Your task. Answer with one number only: the number of lines that include the word "sogenannten".

========

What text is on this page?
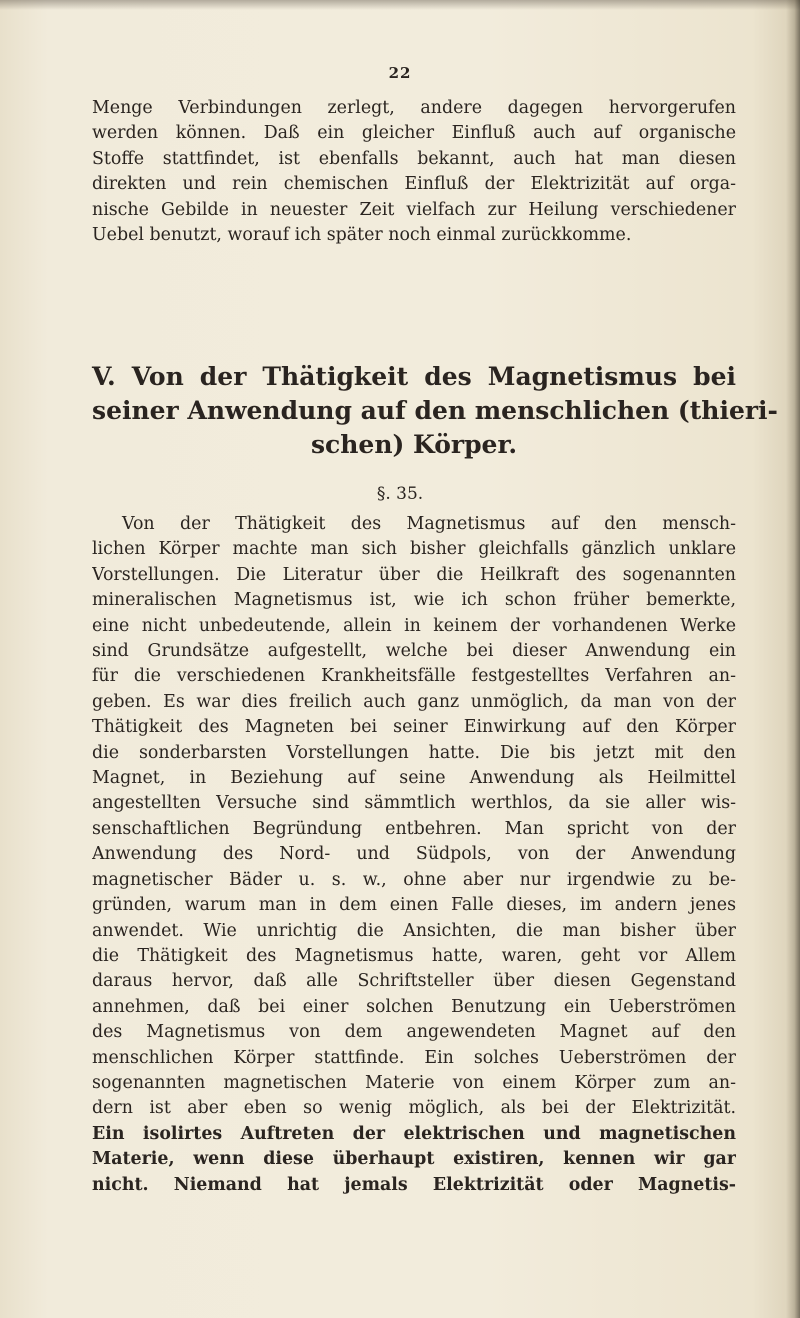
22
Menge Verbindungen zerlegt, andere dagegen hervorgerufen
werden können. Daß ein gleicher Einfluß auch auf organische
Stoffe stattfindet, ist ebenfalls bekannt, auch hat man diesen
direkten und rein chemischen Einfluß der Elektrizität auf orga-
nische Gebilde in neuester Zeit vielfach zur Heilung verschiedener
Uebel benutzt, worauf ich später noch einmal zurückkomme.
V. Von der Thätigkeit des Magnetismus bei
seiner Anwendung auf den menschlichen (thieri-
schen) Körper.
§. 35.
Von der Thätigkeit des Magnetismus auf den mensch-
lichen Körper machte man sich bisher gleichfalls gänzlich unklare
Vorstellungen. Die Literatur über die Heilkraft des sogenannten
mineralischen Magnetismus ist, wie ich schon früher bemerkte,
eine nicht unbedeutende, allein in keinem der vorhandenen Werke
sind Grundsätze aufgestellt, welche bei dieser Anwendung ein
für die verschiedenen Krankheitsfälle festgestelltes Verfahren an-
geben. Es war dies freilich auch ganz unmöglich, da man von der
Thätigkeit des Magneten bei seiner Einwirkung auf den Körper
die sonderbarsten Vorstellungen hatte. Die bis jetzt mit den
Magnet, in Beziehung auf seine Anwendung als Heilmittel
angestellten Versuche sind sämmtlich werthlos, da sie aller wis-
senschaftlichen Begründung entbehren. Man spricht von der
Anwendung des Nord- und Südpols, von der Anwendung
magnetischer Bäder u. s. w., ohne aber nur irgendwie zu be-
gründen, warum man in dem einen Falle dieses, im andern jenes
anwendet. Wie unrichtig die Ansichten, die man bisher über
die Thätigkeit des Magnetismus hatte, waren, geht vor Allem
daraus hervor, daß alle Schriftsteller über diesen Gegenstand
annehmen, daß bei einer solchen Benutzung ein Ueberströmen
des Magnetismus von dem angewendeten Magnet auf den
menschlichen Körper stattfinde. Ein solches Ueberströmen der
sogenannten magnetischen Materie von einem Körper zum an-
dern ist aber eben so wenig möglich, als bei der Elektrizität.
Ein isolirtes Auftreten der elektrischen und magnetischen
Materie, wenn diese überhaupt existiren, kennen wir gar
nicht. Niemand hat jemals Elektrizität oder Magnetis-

========

Solved exercise. 2